_What is asked_. Arrange everything from the beginning of the records down to and including the line that contains "editor-toolbar [367,311,599,337]" as a numbered list, leaving out any blank lines.

** start Record list **

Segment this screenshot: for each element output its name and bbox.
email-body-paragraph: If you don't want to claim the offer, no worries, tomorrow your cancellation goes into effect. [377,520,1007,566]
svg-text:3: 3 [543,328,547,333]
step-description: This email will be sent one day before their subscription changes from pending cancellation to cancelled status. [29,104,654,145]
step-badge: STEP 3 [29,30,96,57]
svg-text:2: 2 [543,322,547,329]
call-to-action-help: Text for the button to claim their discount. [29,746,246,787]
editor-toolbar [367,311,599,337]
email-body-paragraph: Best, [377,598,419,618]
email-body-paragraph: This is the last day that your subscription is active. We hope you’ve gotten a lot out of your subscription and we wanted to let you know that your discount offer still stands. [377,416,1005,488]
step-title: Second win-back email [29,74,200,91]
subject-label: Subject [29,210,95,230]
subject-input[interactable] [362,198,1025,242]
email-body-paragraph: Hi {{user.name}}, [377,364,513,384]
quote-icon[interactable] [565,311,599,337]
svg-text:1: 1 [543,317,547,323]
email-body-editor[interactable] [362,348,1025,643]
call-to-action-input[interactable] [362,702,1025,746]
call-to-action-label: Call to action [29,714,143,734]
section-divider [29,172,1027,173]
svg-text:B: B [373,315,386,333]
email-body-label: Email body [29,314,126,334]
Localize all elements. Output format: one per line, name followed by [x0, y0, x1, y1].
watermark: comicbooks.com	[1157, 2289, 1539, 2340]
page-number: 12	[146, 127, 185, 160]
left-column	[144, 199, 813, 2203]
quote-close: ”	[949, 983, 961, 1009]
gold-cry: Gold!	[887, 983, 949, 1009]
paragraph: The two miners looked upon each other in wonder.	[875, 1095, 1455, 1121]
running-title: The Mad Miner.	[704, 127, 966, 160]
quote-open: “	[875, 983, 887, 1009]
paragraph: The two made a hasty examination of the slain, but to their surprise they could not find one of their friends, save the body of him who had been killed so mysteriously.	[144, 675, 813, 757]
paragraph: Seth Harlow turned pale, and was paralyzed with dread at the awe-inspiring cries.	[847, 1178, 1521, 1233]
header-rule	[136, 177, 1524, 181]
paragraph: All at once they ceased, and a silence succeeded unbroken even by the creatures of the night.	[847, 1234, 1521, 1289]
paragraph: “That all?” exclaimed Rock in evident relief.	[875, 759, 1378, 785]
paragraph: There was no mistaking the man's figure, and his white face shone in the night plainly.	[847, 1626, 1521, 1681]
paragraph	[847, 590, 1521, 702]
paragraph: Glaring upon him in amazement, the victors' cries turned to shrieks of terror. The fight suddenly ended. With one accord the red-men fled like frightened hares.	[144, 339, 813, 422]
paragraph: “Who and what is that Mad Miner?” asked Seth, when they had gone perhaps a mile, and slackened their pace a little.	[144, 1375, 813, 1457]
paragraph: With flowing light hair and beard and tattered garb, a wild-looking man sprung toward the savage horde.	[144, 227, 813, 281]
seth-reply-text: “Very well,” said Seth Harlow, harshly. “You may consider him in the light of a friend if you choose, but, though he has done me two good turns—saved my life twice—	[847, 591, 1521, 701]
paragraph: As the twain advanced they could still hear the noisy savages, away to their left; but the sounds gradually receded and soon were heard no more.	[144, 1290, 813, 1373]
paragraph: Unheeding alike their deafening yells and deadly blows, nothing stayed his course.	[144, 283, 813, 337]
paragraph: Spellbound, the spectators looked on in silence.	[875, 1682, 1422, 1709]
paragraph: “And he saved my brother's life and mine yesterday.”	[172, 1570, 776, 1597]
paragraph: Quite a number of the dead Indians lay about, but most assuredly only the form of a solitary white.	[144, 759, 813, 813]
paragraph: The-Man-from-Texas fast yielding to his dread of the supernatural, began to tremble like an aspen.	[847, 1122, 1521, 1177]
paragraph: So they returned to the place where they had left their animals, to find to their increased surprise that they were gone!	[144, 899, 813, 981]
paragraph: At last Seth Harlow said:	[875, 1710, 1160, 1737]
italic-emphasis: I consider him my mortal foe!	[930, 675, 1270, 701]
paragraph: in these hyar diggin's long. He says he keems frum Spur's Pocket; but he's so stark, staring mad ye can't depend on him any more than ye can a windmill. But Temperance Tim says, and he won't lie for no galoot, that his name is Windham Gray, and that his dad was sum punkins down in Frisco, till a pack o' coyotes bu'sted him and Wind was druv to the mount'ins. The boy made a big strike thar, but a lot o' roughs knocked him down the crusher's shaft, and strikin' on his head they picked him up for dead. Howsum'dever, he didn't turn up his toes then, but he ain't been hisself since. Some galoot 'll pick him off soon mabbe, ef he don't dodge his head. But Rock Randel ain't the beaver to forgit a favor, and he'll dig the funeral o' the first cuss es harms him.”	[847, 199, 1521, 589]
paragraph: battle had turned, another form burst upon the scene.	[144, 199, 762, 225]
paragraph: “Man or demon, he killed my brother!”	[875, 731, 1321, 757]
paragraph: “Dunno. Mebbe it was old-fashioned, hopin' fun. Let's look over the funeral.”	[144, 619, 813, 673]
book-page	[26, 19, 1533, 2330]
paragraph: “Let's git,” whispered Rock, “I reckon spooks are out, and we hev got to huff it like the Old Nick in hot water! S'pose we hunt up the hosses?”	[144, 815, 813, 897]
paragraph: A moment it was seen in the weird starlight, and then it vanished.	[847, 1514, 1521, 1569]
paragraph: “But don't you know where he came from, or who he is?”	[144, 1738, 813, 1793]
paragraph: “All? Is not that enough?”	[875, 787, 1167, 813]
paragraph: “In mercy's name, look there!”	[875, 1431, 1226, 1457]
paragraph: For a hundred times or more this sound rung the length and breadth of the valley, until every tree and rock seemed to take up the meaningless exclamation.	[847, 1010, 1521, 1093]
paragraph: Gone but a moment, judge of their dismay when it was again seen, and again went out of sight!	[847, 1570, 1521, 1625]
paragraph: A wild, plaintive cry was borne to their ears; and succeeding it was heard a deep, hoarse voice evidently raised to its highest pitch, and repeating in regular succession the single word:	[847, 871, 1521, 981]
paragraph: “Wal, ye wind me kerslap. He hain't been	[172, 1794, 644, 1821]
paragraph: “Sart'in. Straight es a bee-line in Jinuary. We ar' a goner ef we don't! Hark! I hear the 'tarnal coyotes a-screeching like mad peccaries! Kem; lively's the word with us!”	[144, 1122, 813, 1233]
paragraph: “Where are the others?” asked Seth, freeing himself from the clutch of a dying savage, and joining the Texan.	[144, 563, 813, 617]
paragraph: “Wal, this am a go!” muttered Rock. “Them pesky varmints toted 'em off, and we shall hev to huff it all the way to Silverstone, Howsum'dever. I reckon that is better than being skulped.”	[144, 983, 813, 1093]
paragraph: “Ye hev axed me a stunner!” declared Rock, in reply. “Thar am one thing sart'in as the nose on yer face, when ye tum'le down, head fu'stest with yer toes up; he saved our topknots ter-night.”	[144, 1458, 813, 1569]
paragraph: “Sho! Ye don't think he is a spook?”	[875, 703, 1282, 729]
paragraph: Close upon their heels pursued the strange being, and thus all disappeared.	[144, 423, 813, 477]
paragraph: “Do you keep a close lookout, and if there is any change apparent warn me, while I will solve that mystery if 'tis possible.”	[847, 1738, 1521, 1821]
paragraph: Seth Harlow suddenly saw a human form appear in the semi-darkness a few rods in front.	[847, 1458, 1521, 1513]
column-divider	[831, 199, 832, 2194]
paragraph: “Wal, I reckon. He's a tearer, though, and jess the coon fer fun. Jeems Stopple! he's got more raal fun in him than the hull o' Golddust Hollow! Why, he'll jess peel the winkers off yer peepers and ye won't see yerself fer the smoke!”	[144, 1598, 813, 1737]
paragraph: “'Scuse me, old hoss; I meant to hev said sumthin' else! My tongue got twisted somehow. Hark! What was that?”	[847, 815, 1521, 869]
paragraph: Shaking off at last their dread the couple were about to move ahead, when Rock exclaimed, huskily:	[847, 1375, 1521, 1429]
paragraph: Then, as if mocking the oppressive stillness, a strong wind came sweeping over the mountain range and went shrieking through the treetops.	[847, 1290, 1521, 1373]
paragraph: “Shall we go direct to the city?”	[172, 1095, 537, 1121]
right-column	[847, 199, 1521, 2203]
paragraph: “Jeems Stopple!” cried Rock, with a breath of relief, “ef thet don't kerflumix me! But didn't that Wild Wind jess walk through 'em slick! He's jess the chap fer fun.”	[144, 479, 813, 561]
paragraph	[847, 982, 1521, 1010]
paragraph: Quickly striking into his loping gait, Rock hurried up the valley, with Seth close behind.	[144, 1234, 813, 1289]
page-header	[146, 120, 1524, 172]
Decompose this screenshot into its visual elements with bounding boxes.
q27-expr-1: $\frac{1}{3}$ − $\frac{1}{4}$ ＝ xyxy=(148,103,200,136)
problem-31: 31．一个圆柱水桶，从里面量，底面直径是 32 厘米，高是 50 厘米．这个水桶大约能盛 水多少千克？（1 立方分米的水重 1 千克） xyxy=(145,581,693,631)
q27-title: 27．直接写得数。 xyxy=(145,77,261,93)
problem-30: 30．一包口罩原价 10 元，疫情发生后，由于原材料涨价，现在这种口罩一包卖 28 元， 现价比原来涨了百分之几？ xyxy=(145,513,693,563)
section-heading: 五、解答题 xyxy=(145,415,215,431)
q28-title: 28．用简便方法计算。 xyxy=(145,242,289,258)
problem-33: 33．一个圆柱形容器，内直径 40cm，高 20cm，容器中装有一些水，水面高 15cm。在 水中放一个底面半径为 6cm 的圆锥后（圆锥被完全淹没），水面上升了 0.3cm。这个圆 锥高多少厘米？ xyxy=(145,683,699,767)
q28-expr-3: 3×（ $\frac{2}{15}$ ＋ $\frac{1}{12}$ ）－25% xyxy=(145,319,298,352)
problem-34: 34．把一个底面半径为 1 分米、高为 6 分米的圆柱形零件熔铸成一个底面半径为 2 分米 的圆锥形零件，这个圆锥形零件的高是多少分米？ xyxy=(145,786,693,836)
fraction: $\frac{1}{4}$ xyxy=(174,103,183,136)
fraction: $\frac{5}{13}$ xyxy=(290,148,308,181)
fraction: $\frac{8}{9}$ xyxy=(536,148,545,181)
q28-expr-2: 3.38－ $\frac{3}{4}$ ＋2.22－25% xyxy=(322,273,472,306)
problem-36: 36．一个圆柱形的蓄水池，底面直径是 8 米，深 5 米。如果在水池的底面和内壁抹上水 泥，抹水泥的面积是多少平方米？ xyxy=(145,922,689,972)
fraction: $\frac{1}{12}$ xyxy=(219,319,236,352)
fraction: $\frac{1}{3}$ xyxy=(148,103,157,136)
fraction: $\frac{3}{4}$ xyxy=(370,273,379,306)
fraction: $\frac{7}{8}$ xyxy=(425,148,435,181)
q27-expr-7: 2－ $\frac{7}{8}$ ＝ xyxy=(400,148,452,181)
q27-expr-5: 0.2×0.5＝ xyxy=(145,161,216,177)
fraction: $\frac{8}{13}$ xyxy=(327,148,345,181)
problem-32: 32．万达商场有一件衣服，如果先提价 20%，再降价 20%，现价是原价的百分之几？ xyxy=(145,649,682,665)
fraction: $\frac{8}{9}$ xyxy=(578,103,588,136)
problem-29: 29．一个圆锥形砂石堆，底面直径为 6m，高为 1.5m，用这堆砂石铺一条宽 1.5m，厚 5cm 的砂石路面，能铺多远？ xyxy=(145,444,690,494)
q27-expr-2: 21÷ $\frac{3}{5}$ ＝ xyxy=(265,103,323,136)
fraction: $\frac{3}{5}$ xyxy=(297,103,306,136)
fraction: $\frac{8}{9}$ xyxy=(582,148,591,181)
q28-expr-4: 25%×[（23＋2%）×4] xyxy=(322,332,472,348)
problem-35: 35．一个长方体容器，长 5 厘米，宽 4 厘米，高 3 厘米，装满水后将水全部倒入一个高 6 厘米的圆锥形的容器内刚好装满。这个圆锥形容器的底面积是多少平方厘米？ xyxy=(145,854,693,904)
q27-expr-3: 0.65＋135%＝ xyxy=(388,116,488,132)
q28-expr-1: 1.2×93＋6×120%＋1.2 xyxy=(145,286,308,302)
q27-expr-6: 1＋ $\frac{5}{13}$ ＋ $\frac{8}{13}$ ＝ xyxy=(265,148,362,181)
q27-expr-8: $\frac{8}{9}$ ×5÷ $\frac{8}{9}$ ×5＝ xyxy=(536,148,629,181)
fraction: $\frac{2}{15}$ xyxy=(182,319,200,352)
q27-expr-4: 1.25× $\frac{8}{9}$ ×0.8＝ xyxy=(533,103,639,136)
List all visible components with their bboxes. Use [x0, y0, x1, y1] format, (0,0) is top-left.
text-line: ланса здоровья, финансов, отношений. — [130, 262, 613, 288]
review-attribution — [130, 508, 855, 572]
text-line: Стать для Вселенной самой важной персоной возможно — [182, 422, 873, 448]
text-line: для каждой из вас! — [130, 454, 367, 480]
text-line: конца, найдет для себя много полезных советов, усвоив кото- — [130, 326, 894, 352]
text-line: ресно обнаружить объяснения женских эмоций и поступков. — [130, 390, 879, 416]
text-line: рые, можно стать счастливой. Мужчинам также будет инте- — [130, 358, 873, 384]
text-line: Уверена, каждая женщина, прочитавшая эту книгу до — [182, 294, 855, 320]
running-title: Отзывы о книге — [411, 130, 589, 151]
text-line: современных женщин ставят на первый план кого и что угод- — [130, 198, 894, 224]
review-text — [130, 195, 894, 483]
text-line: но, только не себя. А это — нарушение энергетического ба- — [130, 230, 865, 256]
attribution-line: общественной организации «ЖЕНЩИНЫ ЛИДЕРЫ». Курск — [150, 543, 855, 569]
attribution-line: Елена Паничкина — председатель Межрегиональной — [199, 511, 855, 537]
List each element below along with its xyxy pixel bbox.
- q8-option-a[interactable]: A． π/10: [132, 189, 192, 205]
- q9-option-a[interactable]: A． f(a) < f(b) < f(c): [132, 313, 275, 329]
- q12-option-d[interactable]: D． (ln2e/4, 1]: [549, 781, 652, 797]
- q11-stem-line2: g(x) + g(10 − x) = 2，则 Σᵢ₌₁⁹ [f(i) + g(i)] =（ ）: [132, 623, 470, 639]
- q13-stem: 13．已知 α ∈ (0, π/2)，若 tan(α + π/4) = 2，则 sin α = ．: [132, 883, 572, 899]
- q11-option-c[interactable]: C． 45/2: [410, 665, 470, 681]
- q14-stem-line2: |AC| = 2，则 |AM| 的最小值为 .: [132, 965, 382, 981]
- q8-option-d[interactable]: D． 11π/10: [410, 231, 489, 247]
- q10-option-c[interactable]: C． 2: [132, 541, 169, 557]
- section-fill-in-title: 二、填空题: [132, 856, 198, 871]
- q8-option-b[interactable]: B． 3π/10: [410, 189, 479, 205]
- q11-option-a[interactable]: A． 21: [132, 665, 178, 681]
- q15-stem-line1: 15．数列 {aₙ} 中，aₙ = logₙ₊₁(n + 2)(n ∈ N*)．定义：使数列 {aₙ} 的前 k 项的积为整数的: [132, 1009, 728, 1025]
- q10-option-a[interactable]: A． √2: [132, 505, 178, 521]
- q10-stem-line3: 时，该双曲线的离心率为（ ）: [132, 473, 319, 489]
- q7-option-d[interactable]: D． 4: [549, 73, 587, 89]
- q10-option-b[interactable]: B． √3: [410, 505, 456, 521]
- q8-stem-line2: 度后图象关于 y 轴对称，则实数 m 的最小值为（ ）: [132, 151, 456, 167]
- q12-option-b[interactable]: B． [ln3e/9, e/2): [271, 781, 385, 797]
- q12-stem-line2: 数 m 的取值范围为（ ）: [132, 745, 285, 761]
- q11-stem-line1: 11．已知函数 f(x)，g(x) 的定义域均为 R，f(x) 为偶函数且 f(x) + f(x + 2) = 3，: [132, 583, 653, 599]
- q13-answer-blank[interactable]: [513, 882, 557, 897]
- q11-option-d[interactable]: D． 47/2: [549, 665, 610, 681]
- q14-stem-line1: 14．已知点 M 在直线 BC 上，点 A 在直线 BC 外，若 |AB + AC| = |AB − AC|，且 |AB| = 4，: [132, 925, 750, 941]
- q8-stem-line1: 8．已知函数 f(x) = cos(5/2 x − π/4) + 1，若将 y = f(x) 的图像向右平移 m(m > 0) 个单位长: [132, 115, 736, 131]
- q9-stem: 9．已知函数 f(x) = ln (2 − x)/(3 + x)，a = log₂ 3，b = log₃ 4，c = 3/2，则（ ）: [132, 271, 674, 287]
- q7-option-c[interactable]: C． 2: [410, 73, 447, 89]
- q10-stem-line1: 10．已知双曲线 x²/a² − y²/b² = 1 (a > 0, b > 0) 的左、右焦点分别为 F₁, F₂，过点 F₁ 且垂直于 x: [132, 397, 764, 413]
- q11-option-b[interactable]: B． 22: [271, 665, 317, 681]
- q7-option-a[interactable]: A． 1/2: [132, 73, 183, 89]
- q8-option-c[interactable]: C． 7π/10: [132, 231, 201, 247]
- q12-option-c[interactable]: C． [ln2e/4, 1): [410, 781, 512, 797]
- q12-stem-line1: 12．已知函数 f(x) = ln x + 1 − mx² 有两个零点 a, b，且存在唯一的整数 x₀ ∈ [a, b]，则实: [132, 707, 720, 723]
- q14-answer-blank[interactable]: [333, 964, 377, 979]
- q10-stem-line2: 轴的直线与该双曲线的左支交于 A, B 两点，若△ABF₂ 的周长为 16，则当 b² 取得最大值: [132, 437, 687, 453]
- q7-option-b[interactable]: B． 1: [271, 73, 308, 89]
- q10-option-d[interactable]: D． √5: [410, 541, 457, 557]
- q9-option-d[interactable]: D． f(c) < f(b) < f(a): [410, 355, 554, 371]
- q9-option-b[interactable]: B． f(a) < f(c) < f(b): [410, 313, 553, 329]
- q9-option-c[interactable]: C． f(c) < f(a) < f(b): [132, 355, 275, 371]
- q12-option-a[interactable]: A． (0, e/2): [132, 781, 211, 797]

** end Record list **

_Task solution_.
1. Segment this screenshot: for each element output its name and bbox.
2. email-body-paragraph: If you don't want to claim the offer, no worries, tomorrow your cancellation goes into effect. [377,520,1007,566]
3. svg-text:3: 3 [543,328,547,333]
4. step-description: This email will be sent one day before their subscription changes from pending cancellation to cancelled status. [29,104,654,145]
5. step-badge: STEP 3 [29,30,96,57]
6. svg-text:2: 2 [543,322,547,329]
7. call-to-action-help: Text for the button to claim their discount. [29,746,246,787]
8. editor-toolbar [367,311,599,337]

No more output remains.